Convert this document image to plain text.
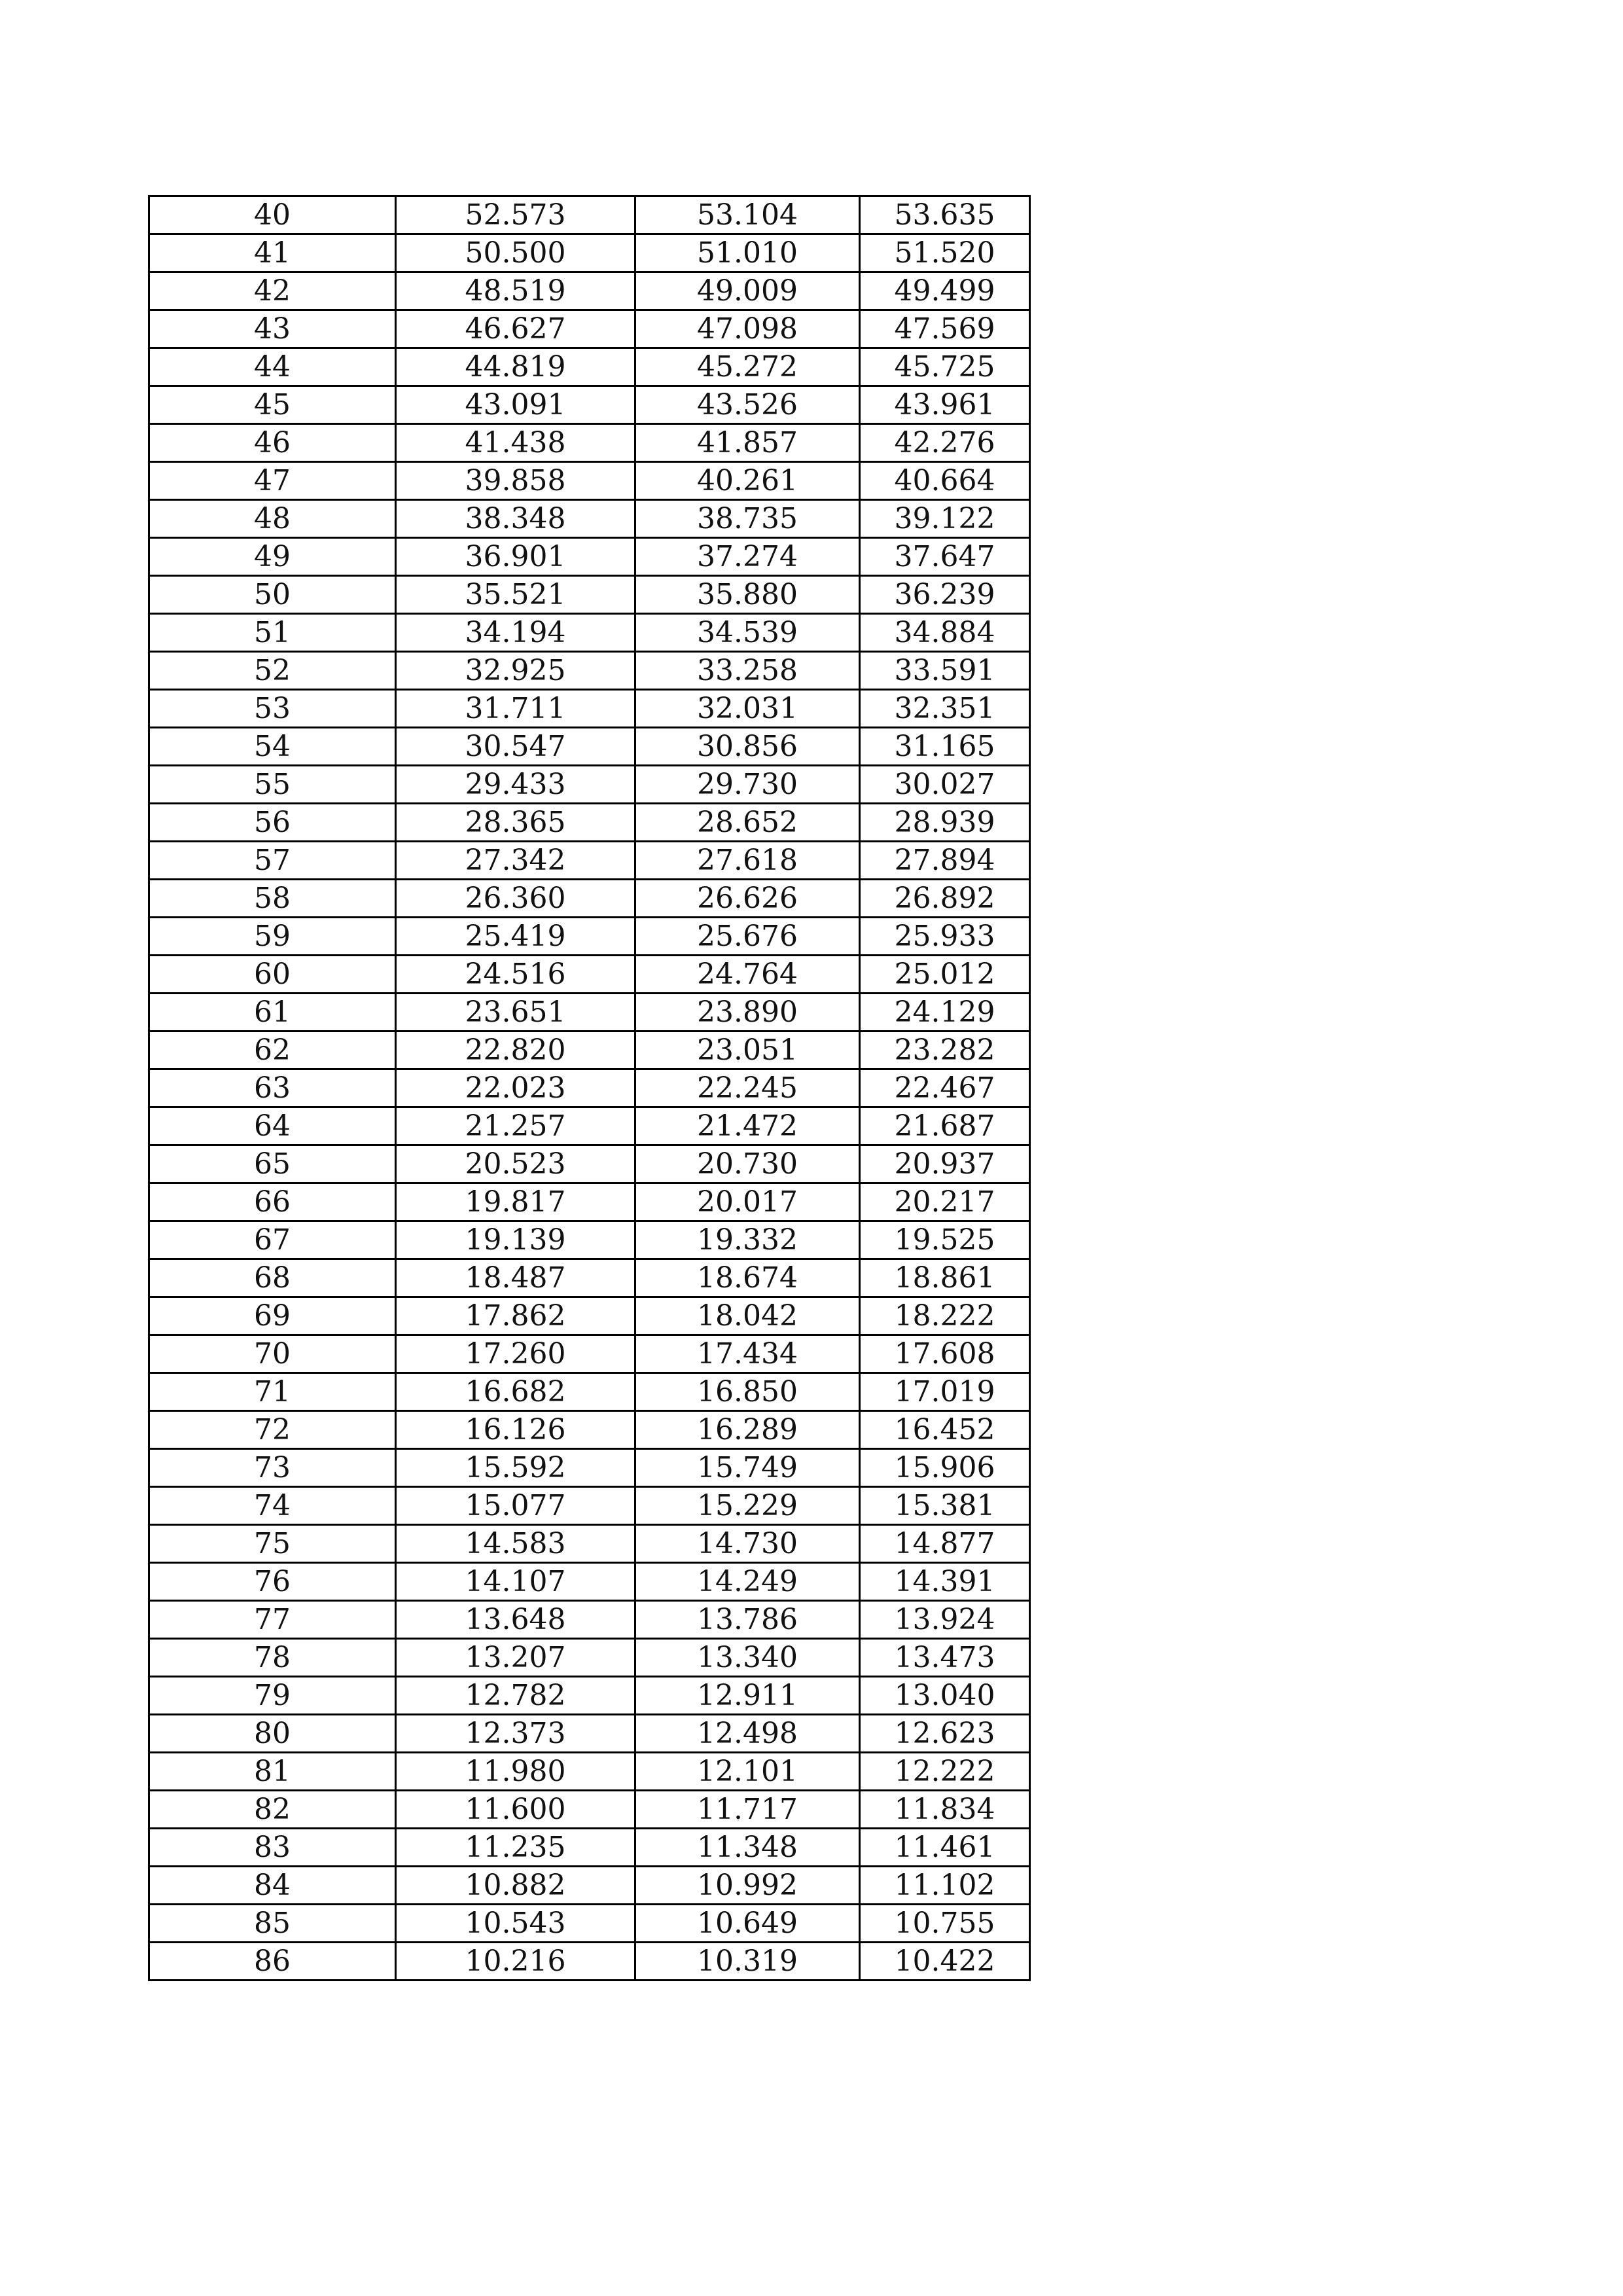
40	52.573	53.104	53.635
41	50.500	51.010	51.520
42	48.519	49.009	49.499
43	46.627	47.098	47.569
44	44.819	45.272	45.725
45	43.091	43.526	43.961
46	41.438	41.857	42.276
47	39.858	40.261	40.664
48	38.348	38.735	39.122
49	36.901	37.274	37.647
50	35.521	35.880	36.239
51	34.194	34.539	34.884
52	32.925	33.258	33.591
53	31.711	32.031	32.351
54	30.547	30.856	31.165
55	29.433	29.730	30.027
56	28.365	28.652	28.939
57	27.342	27.618	27.894
58	26.360	26.626	26.892
59	25.419	25.676	25.933
60	24.516	24.764	25.012
61	23.651	23.890	24.129
62	22.820	23.051	23.282
63	22.023	22.245	22.467
64	21.257	21.472	21.687
65	20.523	20.730	20.937
66	19.817	20.017	20.217
67	19.139	19.332	19.525
68	18.487	18.674	18.861
69	17.862	18.042	18.222
70	17.260	17.434	17.608
71	16.682	16.850	17.019
72	16.126	16.289	16.452
73	15.592	15.749	15.906
74	15.077	15.229	15.381
75	14.583	14.730	14.877
76	14.107	14.249	14.391
77	13.648	13.786	13.924
78	13.207	13.340	13.473
79	12.782	12.911	13.040
80	12.373	12.498	12.623
81	11.980	12.101	12.222
82	11.600	11.717	11.834
83	11.235	11.348	11.461
84	10.882	10.992	11.102
85	10.543	10.649	10.755
86	10.216	10.319	10.422
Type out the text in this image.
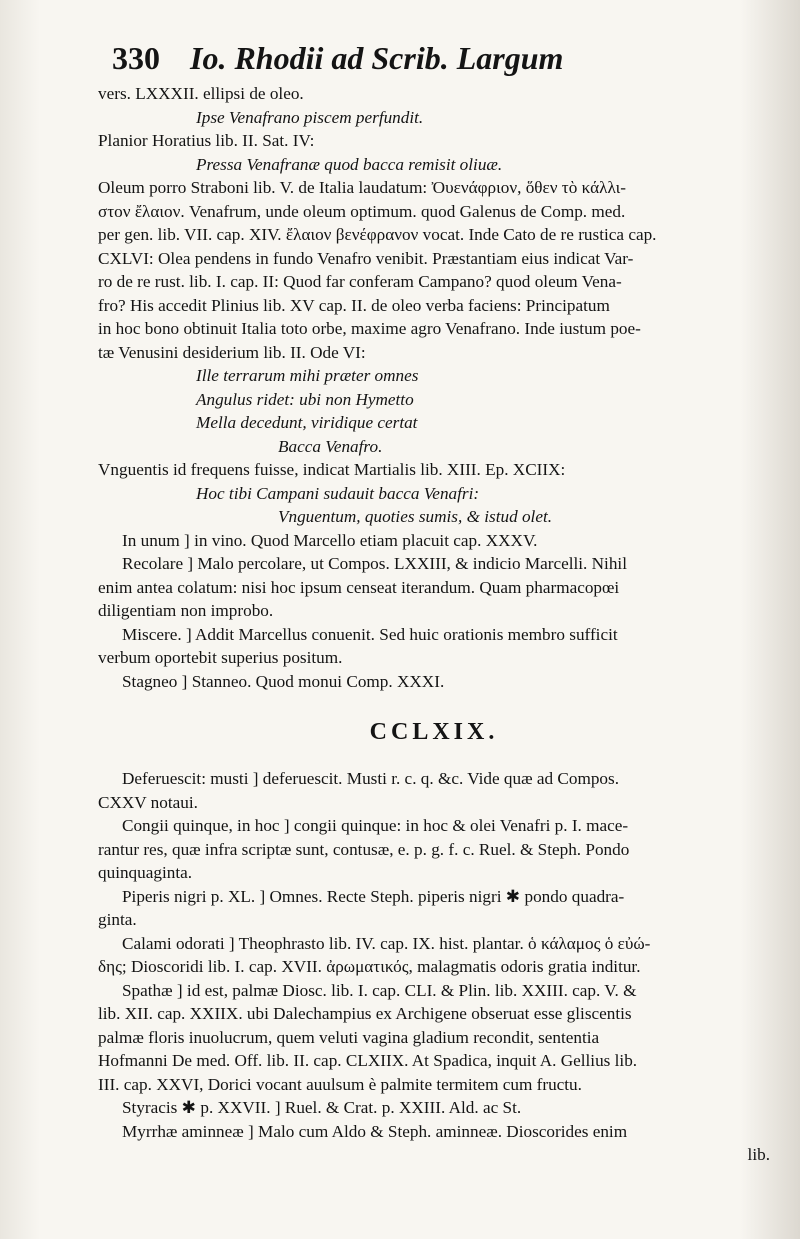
330 Io. Rhodii ad Scrib. Largum
vers. LXXXII. ellipsi de oleo.
Ipse Venafrano piscem perfundit.
Planior Horatius lib. II. Sat. IV:
Pressa Venafranæ quod bacca remisit oliuæ.
Oleum porro Straboni lib. V. de Italia laudatum: Ὀυενάφριον, ὅθεν τὸ κάλλι-
στον ἔλαιον. Venafrum, unde oleum optimum. quod Galenus de Comp. med.
per gen. lib. VII. cap. XIV. ἔλαιον βενέφρανον vocat. Inde Cato de re rustica cap.
CXLVI: Olea pendens in fundo Venafro venibit. Præstantiam eius indicat Var-
ro de re rust. lib. I. cap. II: Quod far conferam Campano? quod oleum Vena-
fro? His accedit Plinius lib. XV cap. II. de oleo verba faciens: Principatum
in hoc bono obtinuit Italia toto orbe, maxime agro Venafrano. Inde iustum poe-
tæ Venusini desiderium lib. II. Ode VI:
Ille terrarum mihi præter omnes
Angulus ridet: ubi non Hymetto
Mella decedunt, viridique certat
Bacca Venafro.
Vnguentis id frequens fuisse, indicat Martialis lib. XIII. Ep. XCIIX:
Hoc tibi Campani sudauit bacca Venafri:
Vnguentum, quoties sumis, & istud olet.
In unum ] in vino. Quod Marcello etiam placuit cap. XXXV.
Recolare ] Malo percolare, ut Compos. LXXIII, & indicio Marcelli. Nihil
enim antea colatum: nisi hoc ipsum censeat iterandum. Quam pharmacopœi
diligentiam non improbo.
Miscere. ] Addit Marcellus conuenit. Sed huic orationis membro sufficit
verbum oportebit superius positum.
Stagneo ] Stanneo. Quod monui Comp. XXXI.
CCLXIX.
Deferuescit: musti ] deferuescit. Musti r. c. q. &c. Vide quæ ad Compos.
CXXV notaui.
Congii quinque, in hoc ] congii quinque: in hoc & olei Venafri p. I. mace-
rantur res, quæ infra scriptæ sunt, contusæ, e. p. g. f. c. Ruel. & Steph. Pondo
quinquaginta.
Piperis nigri p. XL. ] Omnes. Recte Steph. piperis nigri ✱ pondo quadra-
ginta.
Calami odorati ] Theophrasto lib. IV. cap. IX. hist. plantar. ὁ κάλαμος ὁ εὐώ-
δης; Dioscoridi lib. I. cap. XVII. ἀρωματικός, malagmatis odoris gratia inditur.
Spathæ ] id est, palmæ Diosc. lib. I. cap. CLI. & Plin. lib. XXIII. cap. V. &
lib. XII. cap. XXIIX. ubi Dalechampius ex Archigene obseruat esse gliscentis
palmæ floris inuolucrum, quem veluti vagina gladium recondit, sententia
Hofmanni De med. Off. lib. II. cap. CLXIIX. At Spadica, inquit A. Gellius lib.
III. cap. XXVI, Dorici vocant auulsum è palmite termitem cum fructu.
Styracis ✱ p. XXVII. ] Ruel. & Crat. p. XXIII. Ald. ac St.
Myrrhæ aminneæ ] Malo cum Aldo & Steph. aminneæ. Dioscorides enim
lib.
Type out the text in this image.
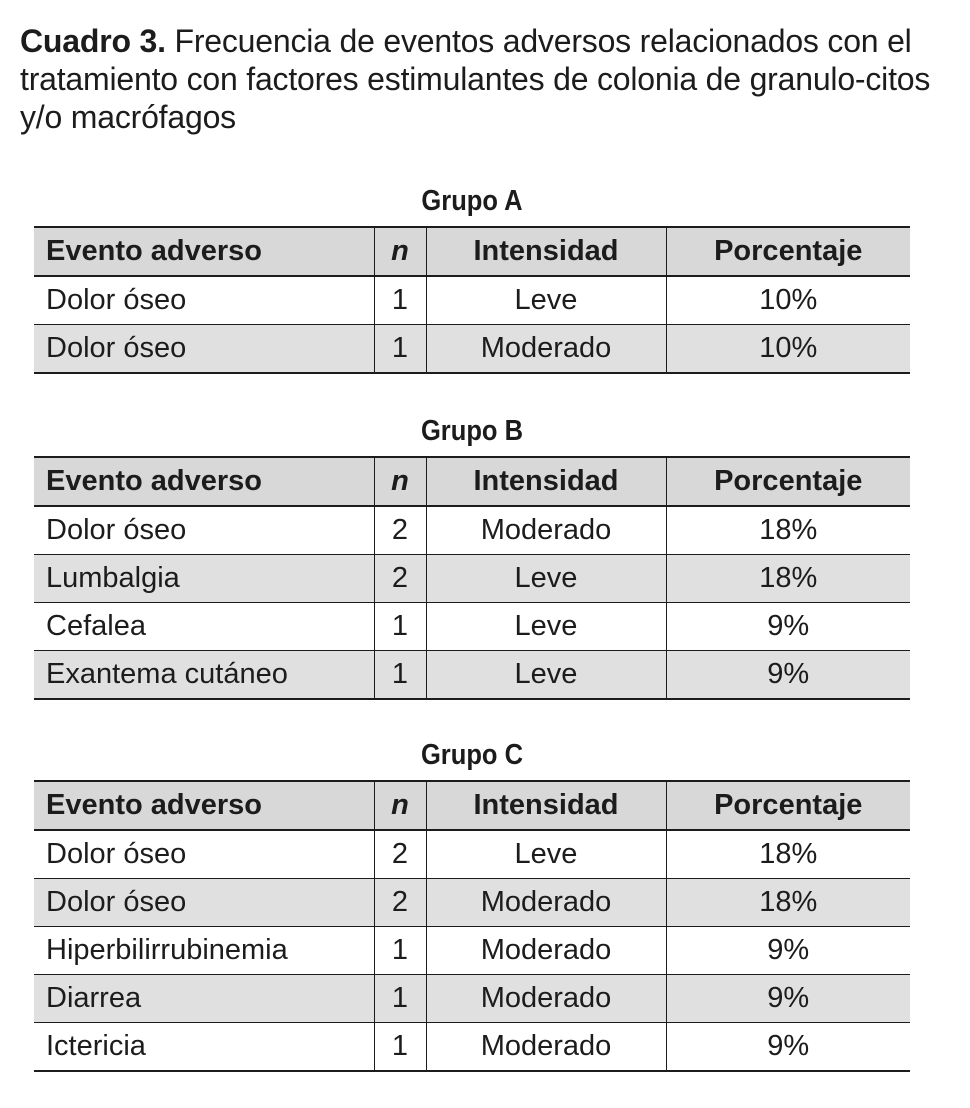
Cuadro 3. Frecuencia de eventos adversos relacionados con el tratamiento con factores estimulantes de colonia de granulo-citos y/o macrófagos
Grupo A
Evento adverso	n	Intensidad	Porcentaje
Dolor óseo	1	Leve	10%
Dolor óseo	1	Moderado	10%
Grupo B
Evento adverso	n	Intensidad	Porcentaje
Dolor óseo	2	Moderado	18%
Lumbalgia	2	Leve	18%
Cefalea	1	Leve	9%
Exantema cutáneo	1	Leve	9%
Grupo C
Evento adverso	n	Intensidad	Porcentaje
Dolor óseo	2	Leve	18%
Dolor óseo	2	Moderado	18%
Hiperbilirrubinemia	1	Moderado	9%
Diarrea	1	Moderado	9%
Ictericia	1	Moderado	9%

Goal:
Work out how many lines of the listing above include the word "Dolor". Report only the number.

Response for this exercise:
5